Stated task –
Copy each line that has the string "highlighted" somewhere in it.

Stored data
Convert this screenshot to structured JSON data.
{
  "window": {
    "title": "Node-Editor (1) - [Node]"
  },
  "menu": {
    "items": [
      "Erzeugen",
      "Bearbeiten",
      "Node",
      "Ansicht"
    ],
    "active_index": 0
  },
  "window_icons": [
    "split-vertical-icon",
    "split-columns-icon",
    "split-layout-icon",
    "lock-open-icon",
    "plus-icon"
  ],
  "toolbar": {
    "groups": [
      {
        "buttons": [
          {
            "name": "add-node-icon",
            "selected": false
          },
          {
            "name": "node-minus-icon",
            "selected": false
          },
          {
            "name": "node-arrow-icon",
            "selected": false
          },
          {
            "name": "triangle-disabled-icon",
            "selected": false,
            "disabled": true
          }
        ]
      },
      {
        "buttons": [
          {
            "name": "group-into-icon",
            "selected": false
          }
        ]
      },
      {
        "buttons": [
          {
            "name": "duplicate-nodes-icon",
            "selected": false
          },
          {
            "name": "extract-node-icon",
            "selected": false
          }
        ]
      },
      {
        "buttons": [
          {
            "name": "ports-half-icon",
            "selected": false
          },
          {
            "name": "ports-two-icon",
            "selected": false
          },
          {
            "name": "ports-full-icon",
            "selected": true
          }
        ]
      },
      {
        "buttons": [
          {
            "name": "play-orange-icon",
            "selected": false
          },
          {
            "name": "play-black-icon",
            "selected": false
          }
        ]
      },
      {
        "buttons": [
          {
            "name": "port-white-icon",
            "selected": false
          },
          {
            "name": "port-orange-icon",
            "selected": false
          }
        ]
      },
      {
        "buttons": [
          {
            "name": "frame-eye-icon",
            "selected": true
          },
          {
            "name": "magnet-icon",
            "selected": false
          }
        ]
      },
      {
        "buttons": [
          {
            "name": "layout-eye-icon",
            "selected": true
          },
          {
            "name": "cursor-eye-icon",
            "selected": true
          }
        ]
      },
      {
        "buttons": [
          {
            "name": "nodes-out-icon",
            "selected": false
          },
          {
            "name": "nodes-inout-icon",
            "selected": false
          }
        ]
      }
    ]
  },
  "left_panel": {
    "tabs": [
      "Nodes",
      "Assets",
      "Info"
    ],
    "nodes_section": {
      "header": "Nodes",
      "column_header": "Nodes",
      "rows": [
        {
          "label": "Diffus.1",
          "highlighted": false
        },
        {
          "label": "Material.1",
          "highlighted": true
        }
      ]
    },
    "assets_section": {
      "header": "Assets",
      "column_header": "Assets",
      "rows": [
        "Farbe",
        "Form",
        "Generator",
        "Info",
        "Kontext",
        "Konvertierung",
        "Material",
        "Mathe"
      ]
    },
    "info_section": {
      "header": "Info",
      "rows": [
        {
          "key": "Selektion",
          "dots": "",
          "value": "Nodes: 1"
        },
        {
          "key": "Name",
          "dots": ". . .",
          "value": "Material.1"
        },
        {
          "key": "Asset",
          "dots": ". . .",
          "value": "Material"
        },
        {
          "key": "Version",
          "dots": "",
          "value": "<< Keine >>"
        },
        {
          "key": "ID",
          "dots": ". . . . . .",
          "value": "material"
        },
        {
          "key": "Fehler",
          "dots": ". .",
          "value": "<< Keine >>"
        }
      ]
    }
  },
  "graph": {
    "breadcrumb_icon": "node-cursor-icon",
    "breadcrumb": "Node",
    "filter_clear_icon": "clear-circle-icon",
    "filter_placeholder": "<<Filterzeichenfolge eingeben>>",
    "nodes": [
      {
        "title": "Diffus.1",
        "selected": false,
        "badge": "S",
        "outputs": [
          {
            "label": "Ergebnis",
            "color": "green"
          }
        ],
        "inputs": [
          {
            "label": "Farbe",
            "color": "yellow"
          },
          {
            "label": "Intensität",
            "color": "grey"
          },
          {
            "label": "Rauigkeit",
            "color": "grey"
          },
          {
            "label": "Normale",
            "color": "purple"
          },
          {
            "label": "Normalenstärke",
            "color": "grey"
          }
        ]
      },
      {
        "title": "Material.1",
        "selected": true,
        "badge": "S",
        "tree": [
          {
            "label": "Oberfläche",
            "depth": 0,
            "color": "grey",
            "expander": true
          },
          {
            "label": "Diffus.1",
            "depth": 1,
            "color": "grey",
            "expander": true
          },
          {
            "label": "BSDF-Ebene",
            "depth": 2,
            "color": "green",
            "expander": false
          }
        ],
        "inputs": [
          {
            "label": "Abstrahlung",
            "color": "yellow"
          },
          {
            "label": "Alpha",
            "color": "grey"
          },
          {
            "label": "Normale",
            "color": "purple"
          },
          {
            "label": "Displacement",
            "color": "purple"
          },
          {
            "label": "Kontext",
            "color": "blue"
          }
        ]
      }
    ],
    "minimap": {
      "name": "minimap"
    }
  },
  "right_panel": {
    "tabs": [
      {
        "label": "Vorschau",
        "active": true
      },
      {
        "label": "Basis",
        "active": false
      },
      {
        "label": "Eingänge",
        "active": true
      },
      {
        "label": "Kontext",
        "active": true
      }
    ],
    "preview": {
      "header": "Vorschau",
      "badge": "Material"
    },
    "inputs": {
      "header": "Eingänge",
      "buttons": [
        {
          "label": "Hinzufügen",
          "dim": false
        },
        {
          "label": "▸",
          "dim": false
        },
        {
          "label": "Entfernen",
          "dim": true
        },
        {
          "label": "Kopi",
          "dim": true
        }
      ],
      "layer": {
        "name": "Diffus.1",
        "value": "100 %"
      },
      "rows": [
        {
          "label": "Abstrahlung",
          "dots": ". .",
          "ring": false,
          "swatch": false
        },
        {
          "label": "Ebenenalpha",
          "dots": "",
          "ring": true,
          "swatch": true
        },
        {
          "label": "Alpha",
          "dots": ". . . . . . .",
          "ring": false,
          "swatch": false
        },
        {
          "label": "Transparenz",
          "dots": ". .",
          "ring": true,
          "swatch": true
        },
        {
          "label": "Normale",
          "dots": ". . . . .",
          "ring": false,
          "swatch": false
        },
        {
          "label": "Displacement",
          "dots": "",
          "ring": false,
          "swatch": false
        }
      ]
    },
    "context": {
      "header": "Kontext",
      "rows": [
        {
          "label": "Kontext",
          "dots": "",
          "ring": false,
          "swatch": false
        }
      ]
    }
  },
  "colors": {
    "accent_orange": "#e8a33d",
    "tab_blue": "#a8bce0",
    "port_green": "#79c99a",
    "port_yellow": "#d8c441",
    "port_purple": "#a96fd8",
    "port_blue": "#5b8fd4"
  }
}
==
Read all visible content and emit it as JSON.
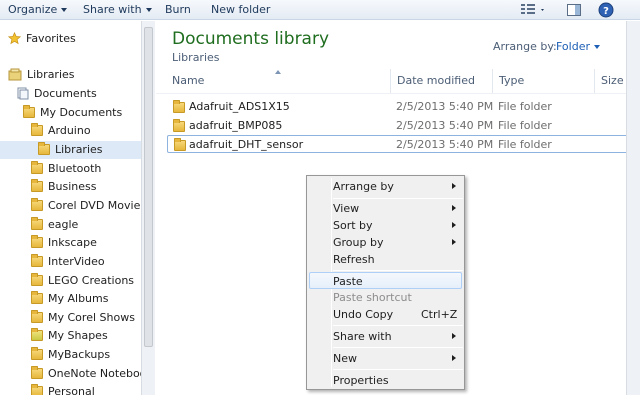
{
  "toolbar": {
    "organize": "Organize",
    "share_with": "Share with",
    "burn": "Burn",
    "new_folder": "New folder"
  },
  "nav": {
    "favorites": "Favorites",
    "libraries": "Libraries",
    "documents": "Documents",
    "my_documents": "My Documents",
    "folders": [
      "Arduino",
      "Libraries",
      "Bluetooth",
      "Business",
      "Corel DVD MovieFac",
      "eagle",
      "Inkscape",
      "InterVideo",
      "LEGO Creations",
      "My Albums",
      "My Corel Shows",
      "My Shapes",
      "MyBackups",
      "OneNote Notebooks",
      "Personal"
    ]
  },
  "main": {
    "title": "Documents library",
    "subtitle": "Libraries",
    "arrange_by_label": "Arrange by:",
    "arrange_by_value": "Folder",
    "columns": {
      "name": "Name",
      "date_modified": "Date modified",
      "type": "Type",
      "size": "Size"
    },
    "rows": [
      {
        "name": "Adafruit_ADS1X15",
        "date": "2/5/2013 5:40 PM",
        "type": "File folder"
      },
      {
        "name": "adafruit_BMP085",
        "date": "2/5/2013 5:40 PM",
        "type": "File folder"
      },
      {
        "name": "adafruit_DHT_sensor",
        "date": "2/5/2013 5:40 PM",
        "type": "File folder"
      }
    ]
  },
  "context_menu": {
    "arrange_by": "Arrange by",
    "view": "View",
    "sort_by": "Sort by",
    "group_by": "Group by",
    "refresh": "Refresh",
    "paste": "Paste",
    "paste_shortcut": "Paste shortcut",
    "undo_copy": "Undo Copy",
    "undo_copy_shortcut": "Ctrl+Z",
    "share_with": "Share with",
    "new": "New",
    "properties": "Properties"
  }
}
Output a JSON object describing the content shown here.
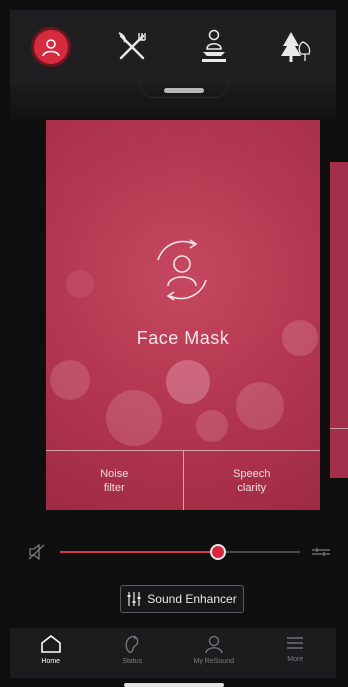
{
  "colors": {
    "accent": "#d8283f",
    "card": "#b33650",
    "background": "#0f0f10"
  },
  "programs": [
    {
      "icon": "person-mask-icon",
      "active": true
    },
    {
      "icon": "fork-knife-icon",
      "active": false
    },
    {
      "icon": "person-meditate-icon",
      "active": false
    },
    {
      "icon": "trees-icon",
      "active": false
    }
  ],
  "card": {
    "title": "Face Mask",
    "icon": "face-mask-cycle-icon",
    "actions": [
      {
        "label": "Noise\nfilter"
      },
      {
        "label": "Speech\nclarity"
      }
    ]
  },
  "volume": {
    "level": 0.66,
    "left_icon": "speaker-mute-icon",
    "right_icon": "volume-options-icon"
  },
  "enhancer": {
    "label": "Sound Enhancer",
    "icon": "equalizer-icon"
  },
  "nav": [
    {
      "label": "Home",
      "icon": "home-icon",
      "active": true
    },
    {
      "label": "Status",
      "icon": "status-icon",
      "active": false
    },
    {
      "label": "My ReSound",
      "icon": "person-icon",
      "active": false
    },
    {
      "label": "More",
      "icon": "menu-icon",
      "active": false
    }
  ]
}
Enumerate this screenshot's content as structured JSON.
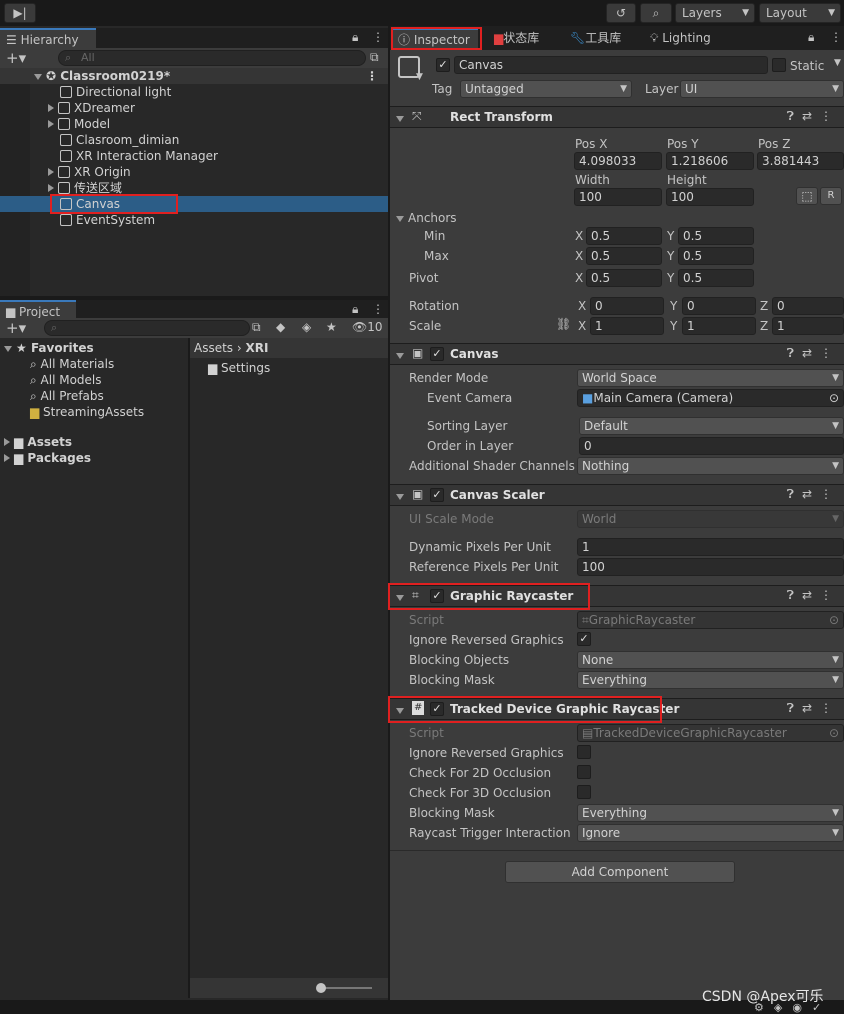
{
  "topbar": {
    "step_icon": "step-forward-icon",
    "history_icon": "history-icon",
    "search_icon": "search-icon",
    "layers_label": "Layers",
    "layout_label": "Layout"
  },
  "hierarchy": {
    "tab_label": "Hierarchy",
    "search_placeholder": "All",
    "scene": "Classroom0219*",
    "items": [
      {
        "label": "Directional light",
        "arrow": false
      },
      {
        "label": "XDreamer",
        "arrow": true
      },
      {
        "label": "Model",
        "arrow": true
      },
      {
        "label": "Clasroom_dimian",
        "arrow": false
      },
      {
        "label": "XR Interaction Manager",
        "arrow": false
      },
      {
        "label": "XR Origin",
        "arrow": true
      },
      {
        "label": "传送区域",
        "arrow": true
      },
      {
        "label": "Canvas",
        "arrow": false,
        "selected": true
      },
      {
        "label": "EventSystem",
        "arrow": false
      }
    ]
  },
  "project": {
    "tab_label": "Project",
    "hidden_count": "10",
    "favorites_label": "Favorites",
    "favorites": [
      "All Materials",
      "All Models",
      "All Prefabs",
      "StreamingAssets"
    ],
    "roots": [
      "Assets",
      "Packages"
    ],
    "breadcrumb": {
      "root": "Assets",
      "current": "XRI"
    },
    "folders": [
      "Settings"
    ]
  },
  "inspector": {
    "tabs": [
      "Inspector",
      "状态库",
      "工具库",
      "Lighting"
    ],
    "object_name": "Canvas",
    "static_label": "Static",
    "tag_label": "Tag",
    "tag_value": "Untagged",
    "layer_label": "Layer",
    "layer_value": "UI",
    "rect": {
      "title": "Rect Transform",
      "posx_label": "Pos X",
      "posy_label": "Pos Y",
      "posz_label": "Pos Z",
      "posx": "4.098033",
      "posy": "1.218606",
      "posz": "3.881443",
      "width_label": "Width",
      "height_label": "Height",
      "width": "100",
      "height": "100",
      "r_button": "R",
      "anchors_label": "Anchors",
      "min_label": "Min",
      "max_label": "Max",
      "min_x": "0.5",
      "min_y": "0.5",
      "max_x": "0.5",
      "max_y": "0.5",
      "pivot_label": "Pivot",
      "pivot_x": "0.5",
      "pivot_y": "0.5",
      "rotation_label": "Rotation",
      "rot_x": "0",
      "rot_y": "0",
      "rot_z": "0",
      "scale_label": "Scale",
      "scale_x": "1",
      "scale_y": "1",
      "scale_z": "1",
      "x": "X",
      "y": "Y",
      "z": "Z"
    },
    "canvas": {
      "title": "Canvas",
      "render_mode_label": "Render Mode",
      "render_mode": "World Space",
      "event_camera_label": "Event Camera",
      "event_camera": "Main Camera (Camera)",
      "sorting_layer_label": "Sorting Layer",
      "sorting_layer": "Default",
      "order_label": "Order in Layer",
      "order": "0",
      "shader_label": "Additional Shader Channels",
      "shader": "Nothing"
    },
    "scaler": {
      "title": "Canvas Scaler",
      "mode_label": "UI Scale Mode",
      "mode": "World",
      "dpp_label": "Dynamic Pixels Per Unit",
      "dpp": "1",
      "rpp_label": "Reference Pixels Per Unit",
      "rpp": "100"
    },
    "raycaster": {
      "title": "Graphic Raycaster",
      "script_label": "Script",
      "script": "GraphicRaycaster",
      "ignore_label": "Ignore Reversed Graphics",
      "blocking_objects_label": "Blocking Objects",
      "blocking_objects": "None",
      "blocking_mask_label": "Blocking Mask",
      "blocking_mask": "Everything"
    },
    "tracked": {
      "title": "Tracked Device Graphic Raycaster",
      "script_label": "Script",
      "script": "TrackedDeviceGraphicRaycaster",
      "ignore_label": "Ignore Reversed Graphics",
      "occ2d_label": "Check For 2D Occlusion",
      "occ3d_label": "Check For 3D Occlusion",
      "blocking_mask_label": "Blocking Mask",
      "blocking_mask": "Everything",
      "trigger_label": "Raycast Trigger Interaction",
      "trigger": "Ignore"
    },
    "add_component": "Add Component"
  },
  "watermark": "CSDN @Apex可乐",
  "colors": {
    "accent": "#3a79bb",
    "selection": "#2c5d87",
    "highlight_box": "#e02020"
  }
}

Response for this exercise –
          "highlighted": false
          "highlighted": true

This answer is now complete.